Written instruction: Please edit the entries below by replacing "sidebar-item-label" with "nav-item-label" wherever it appears, and keep everything else the same. Leave the pictures out of your answer.

Record list:
◆ ◆ ◆ ◆ ◆ ◆ ◆

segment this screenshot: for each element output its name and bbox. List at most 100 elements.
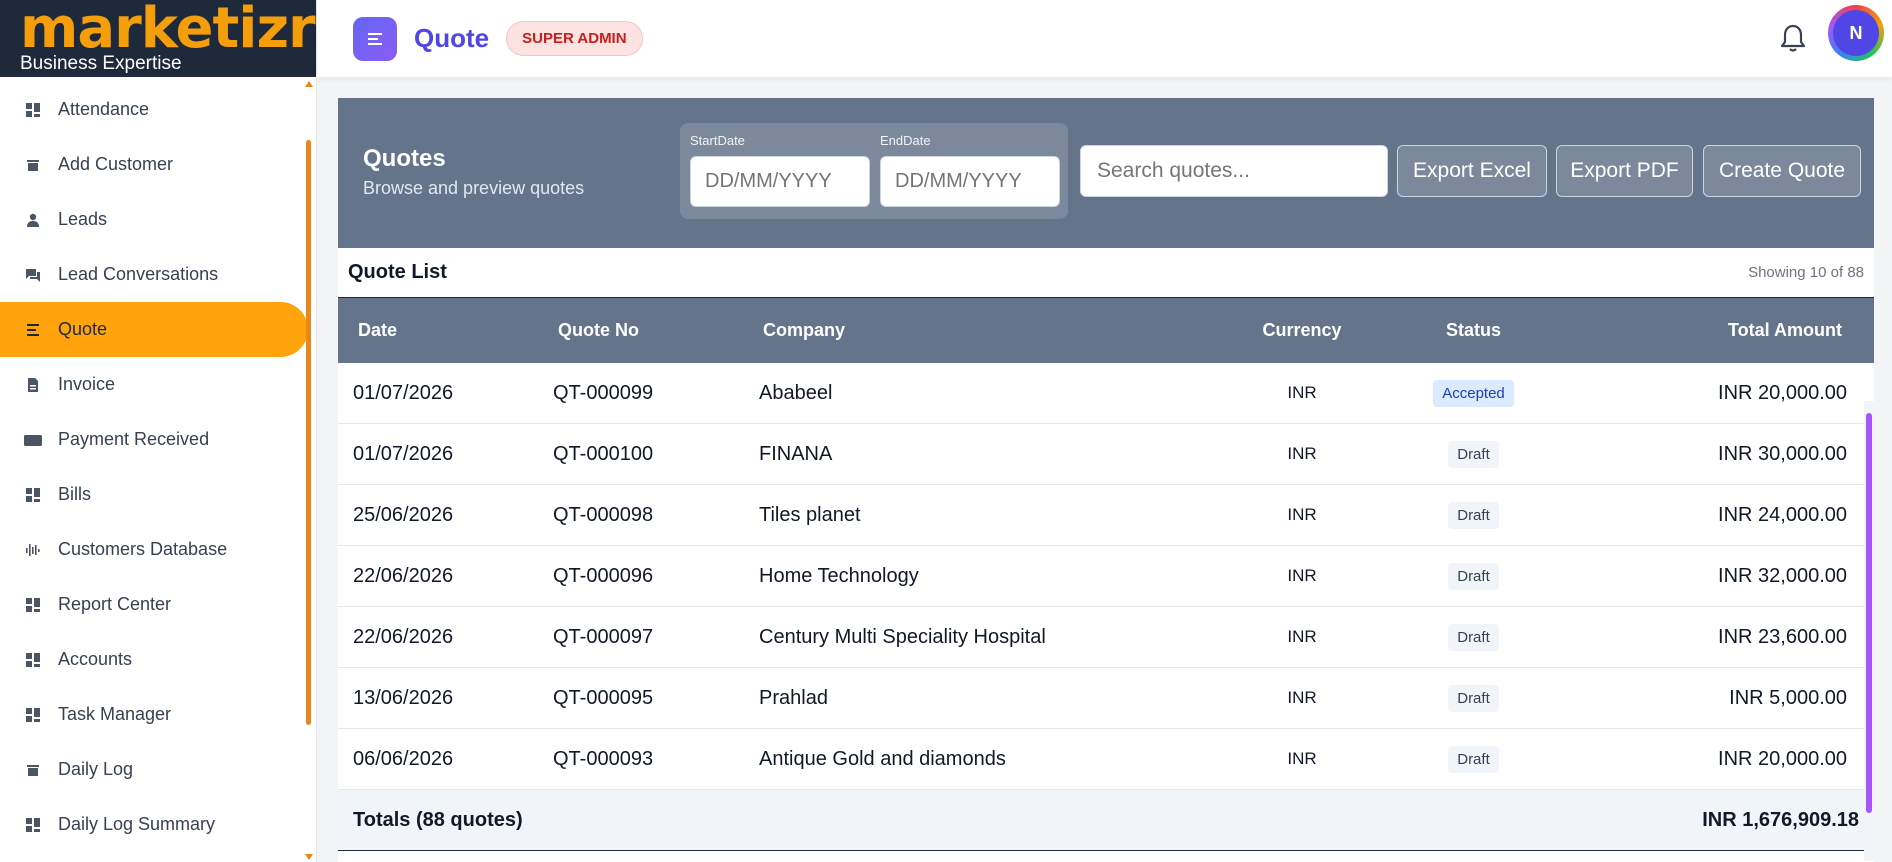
end-date-label: EndDate	[880, 133, 931, 148]
sidebar-item-label: Attendance	[58, 99, 150, 119]
col-total-amount[interactable]: Total Amount	[1582, 320, 1862, 341]
table-row[interactable]: 13/06/2026 QT-000095 Prahlad INR Draft INR 5,…	[338, 668, 1874, 729]
sidebar-item-customers-database[interactable]: Customers Database	[0, 522, 308, 577]
table-row[interactable]: 22/06/2026 QT-000097 Century Multi Special…	[338, 607, 1874, 668]
person-icon	[24, 211, 42, 229]
grid-icon	[24, 706, 42, 724]
brand[interactable]: marketizr Business Expertise	[0, 0, 316, 77]
cell-quote-no: QT-000098	[553, 503, 654, 526]
sidebar-item-task-manager[interactable]: Task Manager	[0, 687, 308, 742]
sidebar: marketizr Business Expertise Attendance A…	[0, 0, 317, 862]
brand-logo: marketizr	[20, 0, 316, 61]
role-badge: SUPER ADMIN	[506, 21, 643, 56]
quote-table: Date Quote No Company Currency Status To…	[338, 298, 1874, 851]
sidebar-item-report-center[interactable]: Report Center	[0, 577, 308, 632]
col-status[interactable]: Status	[1365, 320, 1582, 341]
cell-total-amount: INR 24,000.00	[1718, 503, 1847, 526]
sidebar-item-label: Add Customer	[58, 154, 174, 174]
sidebar-item-label: Lead Conversations	[58, 264, 219, 284]
start-date-input[interactable]	[690, 156, 870, 207]
sidebar-item-label: Daily Log	[58, 759, 134, 779]
table-row[interactable]: 01/07/2026 QT-000100 FINANA INR Draft INR 30,…	[338, 424, 1874, 485]
sidebar-item-daily-log-summary[interactable]: Daily Log Summary	[0, 797, 308, 852]
cell-status: Draft	[1365, 684, 1582, 712]
cell-currency: INR	[1287, 444, 1317, 463]
cell-quote-no: QT-000099	[553, 381, 654, 404]
table-row[interactable]: 01/07/2026 QT-000099 Ababeel INR Accepted INR…	[338, 363, 1874, 424]
sidebar-item-label: Invoice	[58, 374, 116, 394]
status-badge: Draft	[1448, 440, 1499, 468]
sidebar-item-label: Quote	[58, 319, 108, 339]
topbar: Quote SUPER ADMIN N	[317, 0, 1892, 77]
cell-company: Antique Gold and diamonds	[759, 747, 1006, 770]
totals-row: Totals (88 quotes) INR 1,676,909.18	[338, 790, 1874, 851]
grid-icon	[24, 651, 42, 669]
sidebar-scrollbar[interactable]	[306, 140, 311, 725]
create-quote-button[interactable]: Create Quote	[1703, 145, 1861, 197]
sidebar-item-accounts[interactable]: Accounts	[0, 632, 308, 687]
sidebar-item-label: Payment Received	[58, 429, 210, 449]
col-company[interactable]: Company	[759, 320, 1239, 341]
grid-icon	[24, 101, 42, 119]
quote-list-title: Quote List	[348, 261, 447, 283]
sidebar-item-invoice[interactable]: Invoice	[0, 357, 308, 412]
cell-total-amount: INR 23,600.00	[1718, 625, 1847, 648]
search-input[interactable]	[1080, 145, 1388, 197]
showing-count: Showing 10 of 88	[1748, 264, 1864, 281]
end-date-input[interactable]	[880, 156, 1060, 207]
cell-date: 22/06/2026	[353, 564, 454, 587]
export-pdf-button[interactable]: Export PDF	[1556, 145, 1693, 197]
sidebar-item-quote[interactable]: Quote	[0, 302, 308, 357]
status-badge: Draft	[1448, 562, 1499, 590]
table-row[interactable]: 22/06/2026 QT-000096 Home Technology INR Dra…	[338, 546, 1874, 607]
export-excel-button[interactable]: Export Excel	[1397, 145, 1547, 197]
quotes-panel: Quotes Browse and preview quotes StartDa…	[338, 98, 1874, 862]
tray-icon	[24, 156, 42, 174]
col-currency[interactable]: Currency	[1239, 320, 1365, 341]
cell-date: 01/07/2026	[353, 442, 454, 465]
cell-company: Ababeel	[759, 381, 833, 404]
sidebar-item-add-customer[interactable]: Add Customer	[0, 137, 308, 192]
cell-total-amount: INR 30,000.00	[1718, 442, 1847, 465]
status-badge: Draft	[1448, 745, 1499, 773]
sidebar-item-payment-received[interactable]: Payment Received	[0, 412, 308, 467]
totals-value: INR 1,676,909.18	[1702, 808, 1859, 831]
sidebar-item-bills[interactable]: Bills	[0, 467, 308, 522]
avatar[interactable]: N	[1828, 5, 1884, 61]
bars-icon	[24, 541, 42, 559]
col-quote-no[interactable]: Quote No	[553, 320, 759, 341]
cell-company: Prahlad	[759, 686, 828, 709]
cell-status: Draft	[1365, 501, 1582, 529]
cell-date: 22/06/2026	[353, 625, 454, 648]
document-icon	[24, 376, 42, 394]
notification-bell-icon[interactable]	[1779, 23, 1807, 53]
sidebar-scroll-down-arrow[interactable]	[305, 854, 313, 860]
cell-quote-no: QT-000100	[553, 442, 654, 465]
quote-list-header: Quote List Showing 10 of 88	[338, 248, 1874, 298]
table-row[interactable]: 06/06/2026 QT-000093 Antique Gold and diam…	[338, 729, 1874, 790]
sidebar-item-lead-conversations[interactable]: Lead Conversations	[0, 247, 308, 302]
sidebar-item-attendance[interactable]: Attendance	[0, 82, 308, 137]
sidebar-item-daily-log[interactable]: Daily Log	[0, 742, 308, 797]
cell-quote-no: QT-000095	[553, 686, 654, 709]
cell-company: Tiles planet	[759, 503, 861, 526]
sidebar-item-label: Customers Database	[58, 539, 228, 559]
cell-status: Draft	[1365, 440, 1582, 468]
table-row[interactable]: 25/06/2026 QT-000098 Tiles planet INR Draft I…	[338, 485, 1874, 546]
totals-label: Totals (88 quotes)	[353, 808, 523, 831]
cell-total-amount: INR 20,000.00	[1718, 381, 1847, 404]
cell-total-amount: INR 5,000.00	[1729, 686, 1847, 709]
cell-currency: INR	[1287, 566, 1317, 585]
sidebar-item-label: Daily Log Summary	[58, 814, 216, 834]
sidebar-item-label: Leads	[58, 209, 108, 229]
cell-currency: INR	[1287, 749, 1317, 768]
avatar-initial: N	[1833, 10, 1879, 56]
cell-date: 06/06/2026	[353, 747, 454, 770]
cell-company: Century Multi Speciality Hospital	[759, 625, 1046, 648]
cell-date: 25/06/2026	[353, 503, 454, 526]
sidebar-item-leads[interactable]: Leads	[0, 192, 308, 247]
table-scrollbar-thumb[interactable]	[1866, 413, 1872, 813]
cell-quote-no: QT-000096	[553, 564, 654, 587]
table-scrollbar[interactable]	[1864, 401, 1874, 861]
col-date[interactable]: Date	[338, 320, 553, 341]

◆ ◆ ◆ ◆ ◆ ◆ ◆

Solution:
segment this screenshot: for each element output its name and bbox. List at most 100 elements.
end-date-label: EndDate	[880, 133, 931, 148]
nav-item-label: Attendance	[58, 99, 150, 119]
col-total-amount[interactable]: Total Amount	[1582, 320, 1862, 341]
table-row[interactable]: 13/06/2026 QT-000095 Prahlad INR Draft INR 5,…	[338, 668, 1874, 729]
sidebar-item-customers-database[interactable]: Customers Database	[0, 522, 308, 577]
table-row[interactable]: 22/06/2026 QT-000097 Century Multi Special…	[338, 607, 1874, 668]
person-icon	[24, 211, 42, 229]
grid-icon	[24, 706, 42, 724]
brand[interactable]: marketizr Business Expertise	[0, 0, 316, 77]
cell-quote-no: QT-000098	[553, 503, 654, 526]
sidebar-item-task-manager[interactable]: Task Manager	[0, 687, 308, 742]
sidebar: marketizr Business Expertise Attendance A…	[0, 0, 317, 862]
brand-logo: marketizr	[20, 0, 316, 61]
role-badge: SUPER ADMIN	[506, 21, 643, 56]
quote-table: Date Quote No Company Currency Status To…	[338, 298, 1874, 851]
sidebar-item-report-center[interactable]: Report Center	[0, 577, 308, 632]
col-status[interactable]: Status	[1365, 320, 1582, 341]
cell-total-amount: INR 24,000.00	[1718, 503, 1847, 526]
nav-item-label: Add Customer	[58, 154, 174, 174]
nav-item-label: Lead Conversations	[58, 264, 219, 284]
start-date-input[interactable]	[690, 156, 870, 207]
nav-item-label: Daily Log	[58, 759, 134, 779]
table-row[interactable]: 01/07/2026 QT-000100 FINANA INR Draft INR 30,…	[338, 424, 1874, 485]
sidebar-item-daily-log-summary[interactable]: Daily Log Summary	[0, 797, 308, 852]
cell-status: Draft	[1365, 684, 1582, 712]
cell-currency: INR	[1287, 444, 1317, 463]
cell-quote-no: QT-000099	[553, 381, 654, 404]
table-row[interactable]: 01/07/2026 QT-000099 Ababeel INR Accepted INR…	[338, 363, 1874, 424]
nav-item-label: Invoice	[58, 374, 116, 394]
status-badge: Draft	[1448, 440, 1499, 468]
nav-item-label: Quote	[58, 319, 108, 339]
topbar: Quote SUPER ADMIN N	[317, 0, 1892, 77]
cell-company: Antique Gold and diamonds	[759, 747, 1006, 770]
totals-row: Totals (88 quotes) INR 1,676,909.18	[338, 790, 1874, 851]
grid-icon	[24, 651, 42, 669]
sidebar-scrollbar[interactable]	[306, 140, 311, 725]
create-quote-button[interactable]: Create Quote	[1703, 145, 1861, 197]
sidebar-item-accounts[interactable]: Accounts	[0, 632, 308, 687]
nav-item-label: Payment Received	[58, 429, 210, 449]
col-company[interactable]: Company	[759, 320, 1239, 341]
grid-icon	[24, 101, 42, 119]
quote-list-title: Quote List	[348, 261, 447, 283]
sidebar-item-invoice[interactable]: Invoice	[0, 357, 308, 412]
cell-total-amount: INR 23,600.00	[1718, 625, 1847, 648]
search-input[interactable]	[1080, 145, 1388, 197]
showing-count: Showing 10 of 88	[1748, 264, 1864, 281]
end-date-input[interactable]	[880, 156, 1060, 207]
cell-date: 22/06/2026	[353, 564, 454, 587]
export-pdf-button[interactable]: Export PDF	[1556, 145, 1693, 197]
sidebar-item-quote[interactable]: Quote	[0, 302, 308, 357]
status-badge: Draft	[1448, 562, 1499, 590]
table-row[interactable]: 22/06/2026 QT-000096 Home Technology INR Dra…	[338, 546, 1874, 607]
export-excel-button[interactable]: Export Excel	[1397, 145, 1547, 197]
quotes-panel: Quotes Browse and preview quotes StartDa…	[338, 98, 1874, 862]
tray-icon	[24, 156, 42, 174]
col-currency[interactable]: Currency	[1239, 320, 1365, 341]
cell-date: 01/07/2026	[353, 442, 454, 465]
cell-company: Ababeel	[759, 381, 833, 404]
sidebar-item-add-customer[interactable]: Add Customer	[0, 137, 308, 192]
cell-total-amount: INR 30,000.00	[1718, 442, 1847, 465]
status-badge: Draft	[1448, 745, 1499, 773]
sidebar-item-payment-received[interactable]: Payment Received	[0, 412, 308, 467]
totals-value: INR 1,676,909.18	[1702, 808, 1859, 831]
sidebar-item-bills[interactable]: Bills	[0, 467, 308, 522]
avatar[interactable]: N	[1828, 5, 1884, 61]
bars-icon	[24, 541, 42, 559]
col-quote-no[interactable]: Quote No	[553, 320, 759, 341]
cell-company: Prahlad	[759, 686, 828, 709]
cell-status: Draft	[1365, 501, 1582, 529]
cell-date: 22/06/2026	[353, 625, 454, 648]
document-icon	[24, 376, 42, 394]
notification-bell-icon[interactable]	[1779, 23, 1807, 53]
sidebar-scroll-down-arrow[interactable]	[305, 854, 313, 860]
cell-quote-no: QT-000100	[553, 442, 654, 465]
quote-list-header: Quote List Showing 10 of 88	[338, 248, 1874, 298]
table-row[interactable]: 06/06/2026 QT-000093 Antique Gold and diam…	[338, 729, 1874, 790]
sidebar-item-lead-conversations[interactable]: Lead Conversations	[0, 247, 308, 302]
sidebar-item-attendance[interactable]: Attendance	[0, 82, 308, 137]
sidebar-item-daily-log[interactable]: Daily Log	[0, 742, 308, 797]
cell-quote-no: QT-000095	[553, 686, 654, 709]
cell-company: Tiles planet	[759, 503, 861, 526]
nav-item-label: Customers Database	[58, 539, 228, 559]
cell-status: Draft	[1365, 440, 1582, 468]
table-row[interactable]: 25/06/2026 QT-000098 Tiles planet INR Draft I…	[338, 485, 1874, 546]
totals-label: Totals (88 quotes)	[353, 808, 523, 831]
cell-total-amount: INR 20,000.00	[1718, 381, 1847, 404]
cell-total-amount: INR 5,000.00	[1729, 686, 1847, 709]
cell-currency: INR	[1287, 566, 1317, 585]
nav-item-label: Daily Log Summary	[58, 814, 216, 834]
nav-item-label: Leads	[58, 209, 108, 229]
cell-currency: INR	[1287, 749, 1317, 768]
avatar-initial: N	[1833, 10, 1879, 56]
cell-date: 06/06/2026	[353, 747, 454, 770]
cell-company: Century Multi Speciality Hospital	[759, 625, 1046, 648]
cell-date: 25/06/2026	[353, 503, 454, 526]
sidebar-item-leads[interactable]: Leads	[0, 192, 308, 247]
table-scrollbar-thumb[interactable]	[1866, 413, 1872, 813]
cell-quote-no: QT-000096	[553, 564, 654, 587]
table-scrollbar[interactable]	[1864, 401, 1874, 861]
col-date[interactable]: Date	[338, 320, 553, 341]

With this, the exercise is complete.